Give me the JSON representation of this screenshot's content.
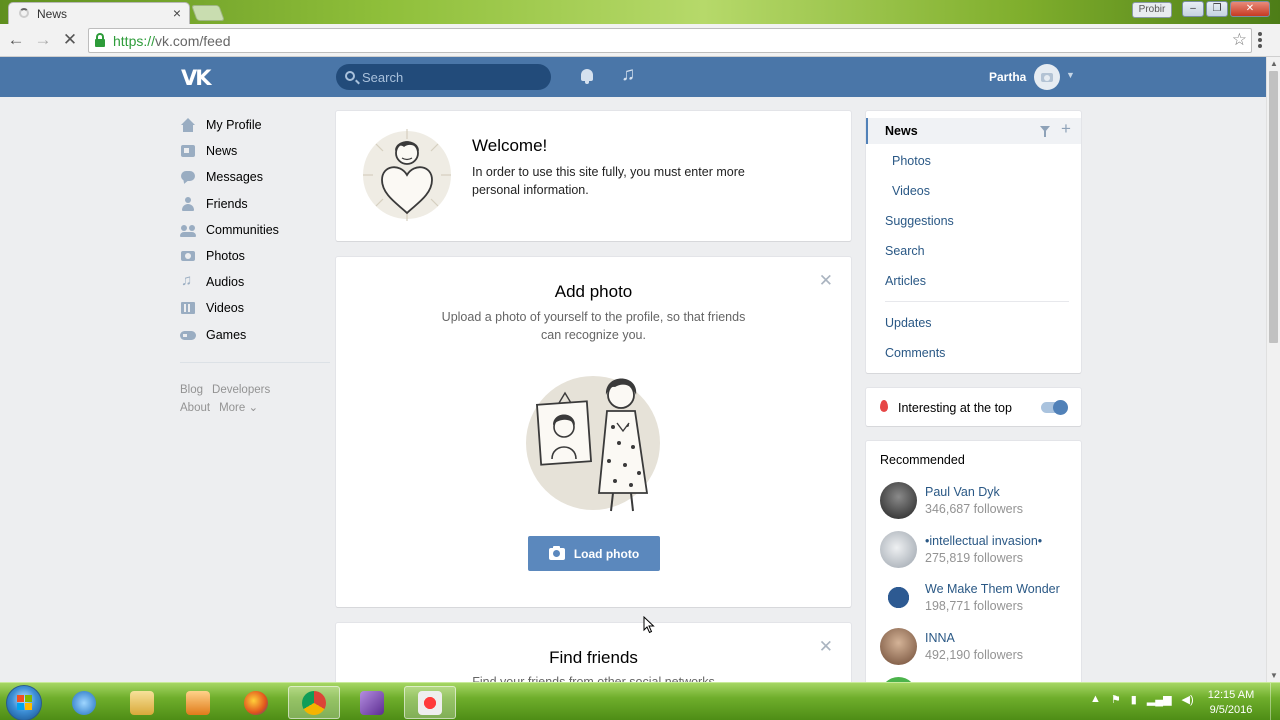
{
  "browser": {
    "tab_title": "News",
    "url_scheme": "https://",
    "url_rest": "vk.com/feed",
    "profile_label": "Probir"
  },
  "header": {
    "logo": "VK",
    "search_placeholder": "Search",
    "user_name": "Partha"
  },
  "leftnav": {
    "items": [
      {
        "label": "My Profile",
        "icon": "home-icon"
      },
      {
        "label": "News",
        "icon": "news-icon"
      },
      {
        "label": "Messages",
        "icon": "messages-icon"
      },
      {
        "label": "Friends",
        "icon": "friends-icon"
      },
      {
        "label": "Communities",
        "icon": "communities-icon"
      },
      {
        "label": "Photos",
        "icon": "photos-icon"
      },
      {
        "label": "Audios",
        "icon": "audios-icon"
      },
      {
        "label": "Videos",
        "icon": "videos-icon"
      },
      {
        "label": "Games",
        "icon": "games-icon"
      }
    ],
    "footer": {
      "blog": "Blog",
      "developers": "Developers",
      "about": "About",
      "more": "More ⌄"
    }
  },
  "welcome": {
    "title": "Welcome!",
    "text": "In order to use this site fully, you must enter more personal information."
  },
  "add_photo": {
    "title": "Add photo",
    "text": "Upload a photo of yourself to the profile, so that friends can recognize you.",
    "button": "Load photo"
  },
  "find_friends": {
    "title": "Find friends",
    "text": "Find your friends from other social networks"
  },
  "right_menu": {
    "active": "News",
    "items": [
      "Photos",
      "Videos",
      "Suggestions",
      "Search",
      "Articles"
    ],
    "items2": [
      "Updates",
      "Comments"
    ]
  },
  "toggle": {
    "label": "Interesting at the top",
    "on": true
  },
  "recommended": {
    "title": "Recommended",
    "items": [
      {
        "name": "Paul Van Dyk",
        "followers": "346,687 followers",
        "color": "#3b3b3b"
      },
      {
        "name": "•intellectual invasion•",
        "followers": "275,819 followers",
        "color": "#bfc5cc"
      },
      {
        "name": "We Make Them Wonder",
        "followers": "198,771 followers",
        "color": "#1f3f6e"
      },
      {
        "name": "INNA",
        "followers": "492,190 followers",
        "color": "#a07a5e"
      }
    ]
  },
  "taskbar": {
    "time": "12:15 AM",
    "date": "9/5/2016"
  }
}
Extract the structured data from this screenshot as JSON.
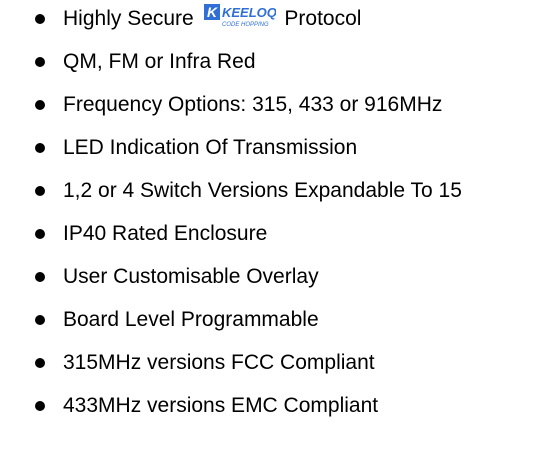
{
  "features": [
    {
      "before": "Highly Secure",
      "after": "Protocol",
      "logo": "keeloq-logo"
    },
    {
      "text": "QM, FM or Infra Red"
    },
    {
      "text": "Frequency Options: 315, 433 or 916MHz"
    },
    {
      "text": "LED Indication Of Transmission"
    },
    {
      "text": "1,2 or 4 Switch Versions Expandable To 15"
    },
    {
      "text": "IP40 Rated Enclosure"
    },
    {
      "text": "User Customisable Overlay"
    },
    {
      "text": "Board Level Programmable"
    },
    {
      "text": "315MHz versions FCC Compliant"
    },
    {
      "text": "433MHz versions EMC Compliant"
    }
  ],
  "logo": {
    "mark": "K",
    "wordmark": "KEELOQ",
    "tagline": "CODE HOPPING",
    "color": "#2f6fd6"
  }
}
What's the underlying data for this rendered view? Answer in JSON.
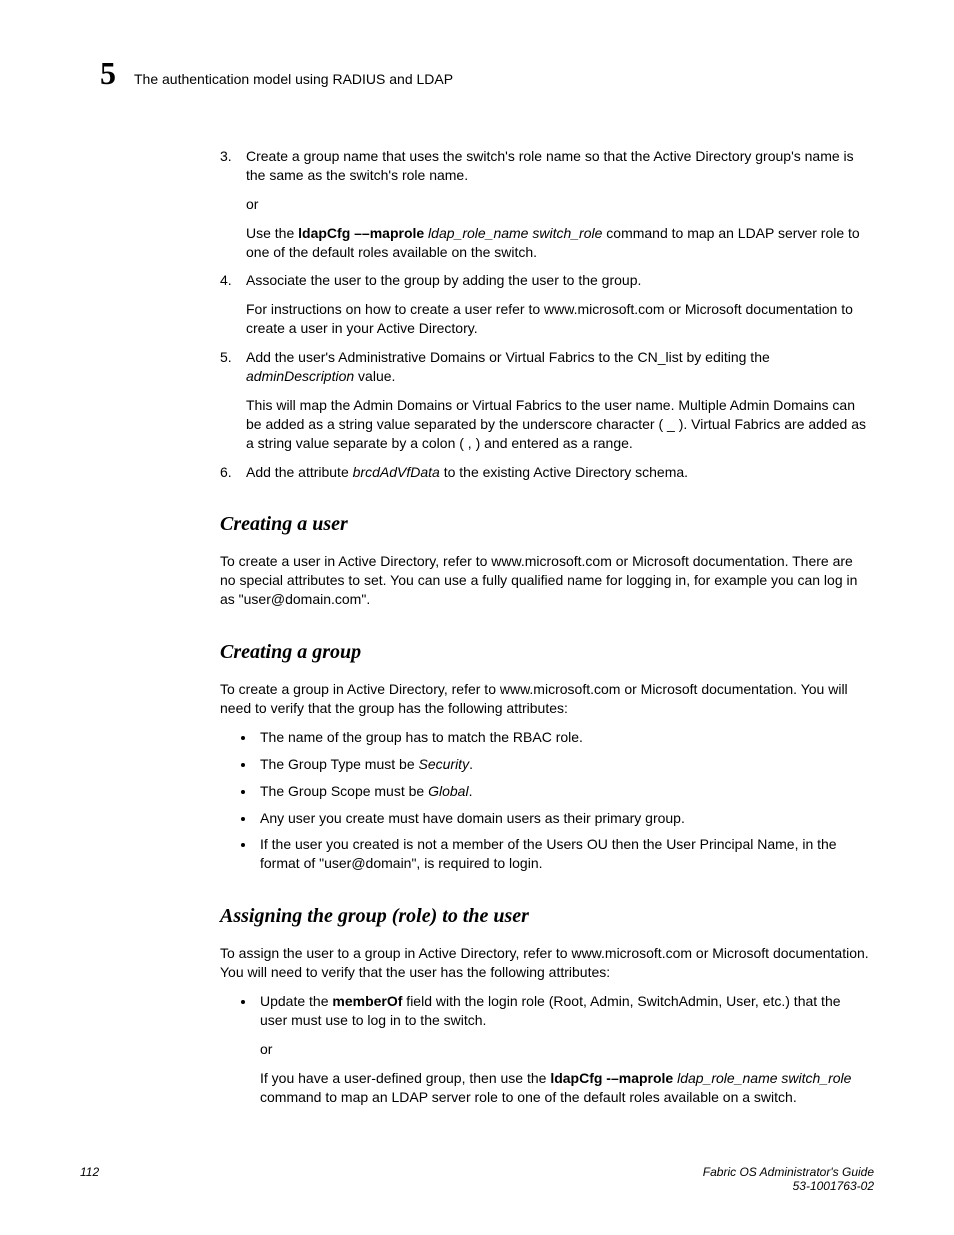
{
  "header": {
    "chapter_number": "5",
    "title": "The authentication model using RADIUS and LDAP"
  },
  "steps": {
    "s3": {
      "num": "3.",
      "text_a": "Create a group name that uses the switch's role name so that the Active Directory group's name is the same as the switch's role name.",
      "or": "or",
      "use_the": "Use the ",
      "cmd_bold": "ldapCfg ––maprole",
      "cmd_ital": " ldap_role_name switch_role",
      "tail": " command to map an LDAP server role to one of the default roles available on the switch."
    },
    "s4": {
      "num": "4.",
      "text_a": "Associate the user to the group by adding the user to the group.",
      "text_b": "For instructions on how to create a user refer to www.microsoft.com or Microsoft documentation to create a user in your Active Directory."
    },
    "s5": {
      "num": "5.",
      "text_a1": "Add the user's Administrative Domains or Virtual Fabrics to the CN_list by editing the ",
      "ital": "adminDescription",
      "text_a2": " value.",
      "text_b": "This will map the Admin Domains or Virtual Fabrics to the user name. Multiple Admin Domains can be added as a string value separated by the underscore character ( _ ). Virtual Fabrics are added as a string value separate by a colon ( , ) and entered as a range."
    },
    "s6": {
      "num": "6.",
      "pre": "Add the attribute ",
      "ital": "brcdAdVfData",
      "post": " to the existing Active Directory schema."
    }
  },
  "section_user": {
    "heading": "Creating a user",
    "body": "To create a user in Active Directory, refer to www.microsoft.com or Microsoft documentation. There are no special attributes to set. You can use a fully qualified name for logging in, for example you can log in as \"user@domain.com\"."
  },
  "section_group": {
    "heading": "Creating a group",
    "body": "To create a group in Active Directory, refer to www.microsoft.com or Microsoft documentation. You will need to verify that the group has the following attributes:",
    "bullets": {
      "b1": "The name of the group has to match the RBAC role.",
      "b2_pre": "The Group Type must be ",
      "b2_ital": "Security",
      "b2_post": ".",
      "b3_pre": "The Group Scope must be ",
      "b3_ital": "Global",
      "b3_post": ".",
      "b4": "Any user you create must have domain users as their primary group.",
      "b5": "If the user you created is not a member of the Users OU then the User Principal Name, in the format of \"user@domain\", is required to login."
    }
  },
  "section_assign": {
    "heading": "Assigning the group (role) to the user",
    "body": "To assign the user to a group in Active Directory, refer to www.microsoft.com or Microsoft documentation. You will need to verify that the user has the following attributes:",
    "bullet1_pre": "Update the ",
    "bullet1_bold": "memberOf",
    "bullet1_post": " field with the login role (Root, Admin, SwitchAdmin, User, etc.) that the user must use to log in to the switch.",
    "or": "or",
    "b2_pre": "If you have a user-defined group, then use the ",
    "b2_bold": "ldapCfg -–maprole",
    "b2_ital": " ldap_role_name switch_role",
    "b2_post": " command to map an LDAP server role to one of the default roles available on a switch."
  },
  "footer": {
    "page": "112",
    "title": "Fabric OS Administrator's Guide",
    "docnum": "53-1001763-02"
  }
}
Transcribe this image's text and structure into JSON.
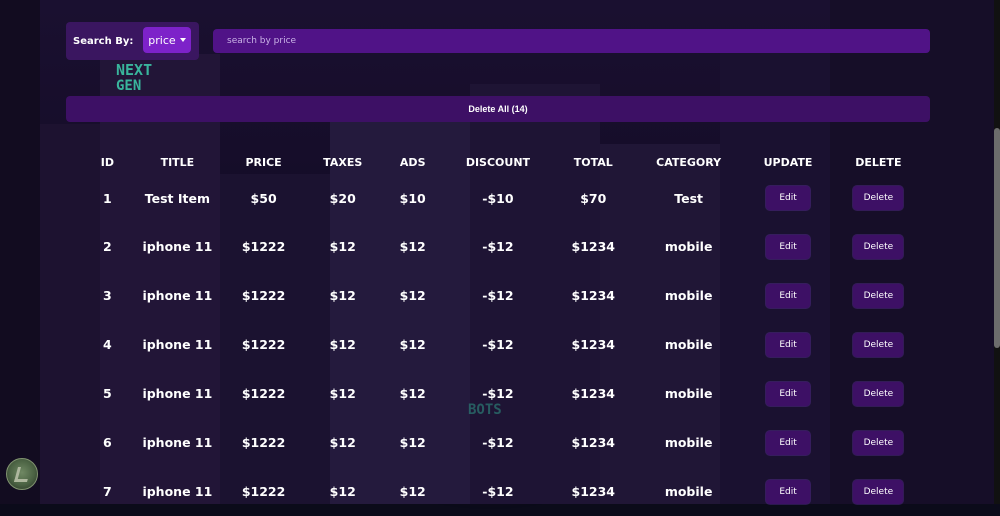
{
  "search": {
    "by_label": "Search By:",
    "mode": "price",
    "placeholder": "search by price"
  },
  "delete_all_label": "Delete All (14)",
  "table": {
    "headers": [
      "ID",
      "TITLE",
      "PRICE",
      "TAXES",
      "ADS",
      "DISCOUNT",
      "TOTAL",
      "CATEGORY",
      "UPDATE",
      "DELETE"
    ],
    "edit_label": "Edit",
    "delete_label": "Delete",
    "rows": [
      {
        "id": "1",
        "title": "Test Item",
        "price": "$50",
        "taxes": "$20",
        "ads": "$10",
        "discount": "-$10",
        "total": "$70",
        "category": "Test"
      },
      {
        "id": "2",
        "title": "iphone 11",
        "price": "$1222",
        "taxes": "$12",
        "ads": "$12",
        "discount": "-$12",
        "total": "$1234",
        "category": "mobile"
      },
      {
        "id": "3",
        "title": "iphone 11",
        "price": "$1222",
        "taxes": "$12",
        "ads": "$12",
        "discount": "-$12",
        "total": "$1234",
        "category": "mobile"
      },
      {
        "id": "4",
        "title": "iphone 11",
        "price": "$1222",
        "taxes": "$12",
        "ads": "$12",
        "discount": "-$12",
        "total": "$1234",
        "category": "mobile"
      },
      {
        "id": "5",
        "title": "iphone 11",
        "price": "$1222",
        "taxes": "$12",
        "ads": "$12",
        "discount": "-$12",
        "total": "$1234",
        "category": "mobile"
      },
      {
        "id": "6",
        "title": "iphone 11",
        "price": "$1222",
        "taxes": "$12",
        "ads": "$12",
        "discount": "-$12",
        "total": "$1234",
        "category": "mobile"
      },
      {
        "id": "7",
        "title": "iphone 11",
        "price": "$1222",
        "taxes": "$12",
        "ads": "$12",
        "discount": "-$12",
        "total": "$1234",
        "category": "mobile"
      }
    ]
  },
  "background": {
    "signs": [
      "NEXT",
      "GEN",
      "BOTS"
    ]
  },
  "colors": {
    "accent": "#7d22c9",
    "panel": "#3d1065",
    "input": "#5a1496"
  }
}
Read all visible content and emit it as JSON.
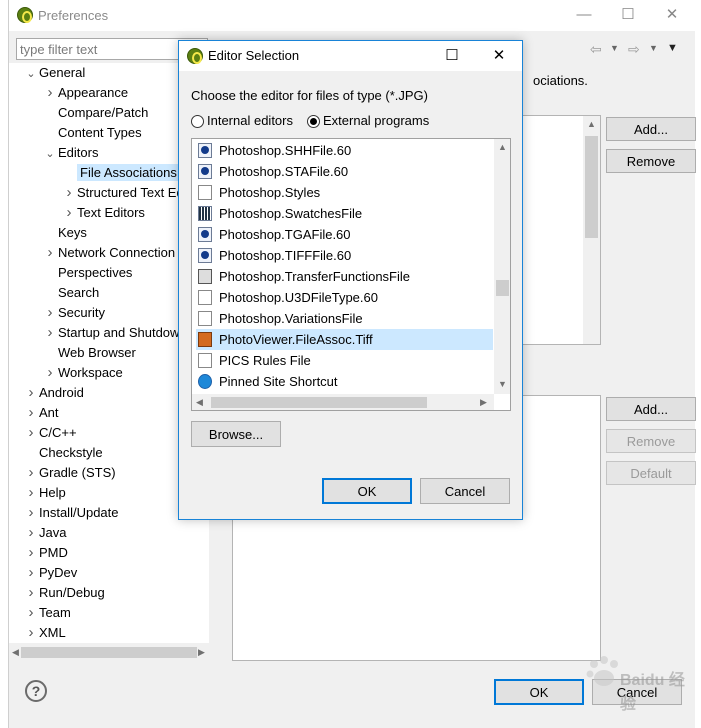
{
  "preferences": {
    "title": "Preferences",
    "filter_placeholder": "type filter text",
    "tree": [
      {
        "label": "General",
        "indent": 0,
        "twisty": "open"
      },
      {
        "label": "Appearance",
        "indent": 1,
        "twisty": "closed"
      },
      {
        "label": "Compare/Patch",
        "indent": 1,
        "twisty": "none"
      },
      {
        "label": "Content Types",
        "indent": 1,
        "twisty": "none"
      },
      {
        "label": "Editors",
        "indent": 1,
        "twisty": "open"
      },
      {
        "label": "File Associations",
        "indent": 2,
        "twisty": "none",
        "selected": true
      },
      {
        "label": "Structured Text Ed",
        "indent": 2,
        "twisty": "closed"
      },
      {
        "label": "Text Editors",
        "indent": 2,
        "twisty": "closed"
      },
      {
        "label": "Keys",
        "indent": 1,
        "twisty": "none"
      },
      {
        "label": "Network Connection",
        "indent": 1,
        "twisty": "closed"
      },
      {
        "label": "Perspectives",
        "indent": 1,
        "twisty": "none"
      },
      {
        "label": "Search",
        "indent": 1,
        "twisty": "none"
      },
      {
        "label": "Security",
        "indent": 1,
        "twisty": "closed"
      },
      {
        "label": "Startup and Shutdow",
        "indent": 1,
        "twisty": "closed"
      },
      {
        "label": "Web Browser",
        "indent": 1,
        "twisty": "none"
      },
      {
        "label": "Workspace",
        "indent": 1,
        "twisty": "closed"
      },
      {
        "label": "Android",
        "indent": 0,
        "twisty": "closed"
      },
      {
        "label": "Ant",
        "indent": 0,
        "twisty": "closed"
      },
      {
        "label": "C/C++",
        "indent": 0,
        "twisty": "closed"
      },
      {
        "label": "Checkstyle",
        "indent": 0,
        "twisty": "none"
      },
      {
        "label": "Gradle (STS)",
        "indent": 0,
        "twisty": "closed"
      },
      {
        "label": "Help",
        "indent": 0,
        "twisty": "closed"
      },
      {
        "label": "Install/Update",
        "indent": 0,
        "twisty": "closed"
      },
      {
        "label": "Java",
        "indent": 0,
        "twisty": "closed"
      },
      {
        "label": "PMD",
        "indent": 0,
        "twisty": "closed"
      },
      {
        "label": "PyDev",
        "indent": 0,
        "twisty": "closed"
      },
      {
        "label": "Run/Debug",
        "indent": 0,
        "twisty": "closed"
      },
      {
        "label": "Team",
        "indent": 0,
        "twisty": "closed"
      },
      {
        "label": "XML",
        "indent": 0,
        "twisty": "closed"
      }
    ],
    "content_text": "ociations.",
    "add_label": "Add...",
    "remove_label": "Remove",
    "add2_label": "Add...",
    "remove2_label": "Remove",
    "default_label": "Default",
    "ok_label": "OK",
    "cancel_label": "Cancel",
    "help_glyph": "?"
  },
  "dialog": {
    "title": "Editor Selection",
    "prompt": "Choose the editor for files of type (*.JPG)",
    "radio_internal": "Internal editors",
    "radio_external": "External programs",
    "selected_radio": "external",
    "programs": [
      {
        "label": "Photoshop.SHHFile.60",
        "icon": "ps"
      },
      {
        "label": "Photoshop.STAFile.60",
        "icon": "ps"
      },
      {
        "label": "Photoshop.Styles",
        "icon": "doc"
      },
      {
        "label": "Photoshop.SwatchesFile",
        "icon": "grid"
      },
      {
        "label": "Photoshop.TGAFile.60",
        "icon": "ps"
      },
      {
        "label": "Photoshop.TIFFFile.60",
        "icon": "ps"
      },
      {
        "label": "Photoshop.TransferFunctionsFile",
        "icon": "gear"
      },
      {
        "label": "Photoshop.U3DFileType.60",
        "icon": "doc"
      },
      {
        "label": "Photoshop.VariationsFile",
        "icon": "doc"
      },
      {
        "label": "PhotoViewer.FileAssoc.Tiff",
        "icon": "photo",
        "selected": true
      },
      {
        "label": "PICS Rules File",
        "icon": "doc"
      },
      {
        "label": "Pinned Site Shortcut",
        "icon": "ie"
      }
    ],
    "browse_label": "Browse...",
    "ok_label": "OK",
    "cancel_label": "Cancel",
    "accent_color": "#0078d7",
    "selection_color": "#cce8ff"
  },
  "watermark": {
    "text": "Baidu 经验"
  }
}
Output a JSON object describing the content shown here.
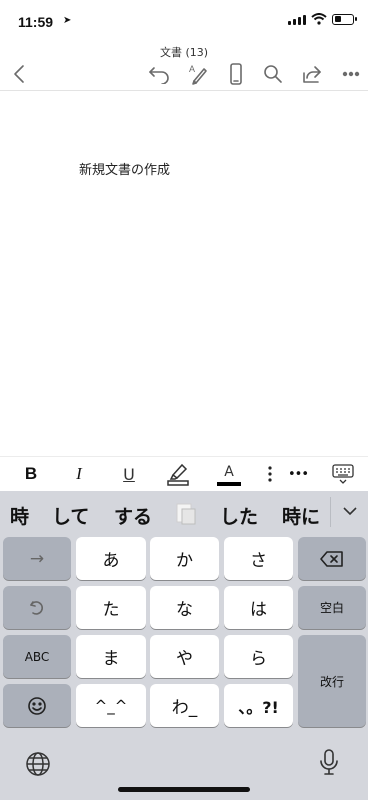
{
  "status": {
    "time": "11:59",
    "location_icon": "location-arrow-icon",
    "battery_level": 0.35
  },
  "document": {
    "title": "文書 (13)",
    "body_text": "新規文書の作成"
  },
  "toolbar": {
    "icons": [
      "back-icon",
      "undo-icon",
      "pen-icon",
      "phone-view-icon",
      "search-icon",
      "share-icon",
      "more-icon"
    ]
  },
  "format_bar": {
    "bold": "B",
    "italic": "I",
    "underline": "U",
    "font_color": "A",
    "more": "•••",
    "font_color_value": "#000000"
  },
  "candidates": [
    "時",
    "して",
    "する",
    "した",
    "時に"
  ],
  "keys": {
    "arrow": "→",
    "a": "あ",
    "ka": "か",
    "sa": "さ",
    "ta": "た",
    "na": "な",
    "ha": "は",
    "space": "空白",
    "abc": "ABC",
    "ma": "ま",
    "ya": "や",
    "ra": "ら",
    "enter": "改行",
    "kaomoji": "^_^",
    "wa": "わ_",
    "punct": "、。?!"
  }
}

SET TASK.
Find the string "have" in the records, then copy each line where it occurs.

REPLY TO THE TASK.
      "b4": "Any user you create must have domain users as their primary group.",
    "b2_pre": "If you have a user-defined group, then use the ",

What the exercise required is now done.